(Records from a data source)
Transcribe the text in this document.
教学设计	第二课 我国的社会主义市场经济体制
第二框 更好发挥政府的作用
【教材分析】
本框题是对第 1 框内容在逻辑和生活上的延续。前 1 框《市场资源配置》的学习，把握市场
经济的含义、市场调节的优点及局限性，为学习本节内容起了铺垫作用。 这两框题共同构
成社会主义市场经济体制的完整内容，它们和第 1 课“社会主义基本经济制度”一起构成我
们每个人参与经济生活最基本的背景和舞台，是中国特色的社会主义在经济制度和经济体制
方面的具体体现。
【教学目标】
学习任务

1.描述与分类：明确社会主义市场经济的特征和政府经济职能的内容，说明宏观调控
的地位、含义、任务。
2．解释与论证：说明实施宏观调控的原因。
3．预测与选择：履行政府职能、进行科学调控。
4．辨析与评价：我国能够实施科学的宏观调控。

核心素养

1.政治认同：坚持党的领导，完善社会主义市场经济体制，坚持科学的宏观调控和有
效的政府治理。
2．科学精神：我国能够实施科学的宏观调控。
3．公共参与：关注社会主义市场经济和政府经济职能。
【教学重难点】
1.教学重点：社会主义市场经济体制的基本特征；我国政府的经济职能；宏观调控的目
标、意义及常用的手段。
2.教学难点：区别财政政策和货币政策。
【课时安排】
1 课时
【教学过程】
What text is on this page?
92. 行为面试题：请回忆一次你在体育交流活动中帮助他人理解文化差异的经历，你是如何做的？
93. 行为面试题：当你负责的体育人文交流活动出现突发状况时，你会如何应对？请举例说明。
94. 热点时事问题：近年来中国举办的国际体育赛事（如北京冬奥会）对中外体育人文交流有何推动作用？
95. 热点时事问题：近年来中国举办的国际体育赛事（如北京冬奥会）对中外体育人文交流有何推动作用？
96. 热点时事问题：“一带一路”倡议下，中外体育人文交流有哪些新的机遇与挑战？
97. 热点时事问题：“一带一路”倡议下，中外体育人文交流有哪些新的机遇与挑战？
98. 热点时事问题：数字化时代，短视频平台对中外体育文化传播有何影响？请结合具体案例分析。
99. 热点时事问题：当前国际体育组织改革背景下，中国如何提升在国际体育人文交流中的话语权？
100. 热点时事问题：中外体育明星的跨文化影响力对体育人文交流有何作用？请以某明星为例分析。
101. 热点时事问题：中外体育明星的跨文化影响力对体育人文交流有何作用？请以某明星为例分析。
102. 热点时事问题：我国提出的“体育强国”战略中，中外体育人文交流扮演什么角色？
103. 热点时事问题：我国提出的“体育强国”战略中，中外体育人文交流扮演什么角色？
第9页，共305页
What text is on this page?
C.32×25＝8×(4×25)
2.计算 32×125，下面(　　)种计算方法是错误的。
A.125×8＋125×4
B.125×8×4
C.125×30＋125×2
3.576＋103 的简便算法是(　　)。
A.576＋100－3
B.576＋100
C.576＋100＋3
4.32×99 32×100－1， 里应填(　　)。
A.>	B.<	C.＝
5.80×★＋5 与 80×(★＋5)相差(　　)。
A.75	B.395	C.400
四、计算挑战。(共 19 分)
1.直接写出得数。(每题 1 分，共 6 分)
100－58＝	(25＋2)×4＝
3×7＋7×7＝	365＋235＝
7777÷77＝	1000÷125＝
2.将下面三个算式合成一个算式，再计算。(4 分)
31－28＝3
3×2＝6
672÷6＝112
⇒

**Goal**
Select all lines with the word "体育强国" from the entries above.

**Reply**
102. 热点时事问题：我国提出的“体育强国”战略中，中外体育人文交流扮演什么角色？
103. 热点时事问题：我国提出的“体育强国”战略中，中外体育人文交流扮演什么角色？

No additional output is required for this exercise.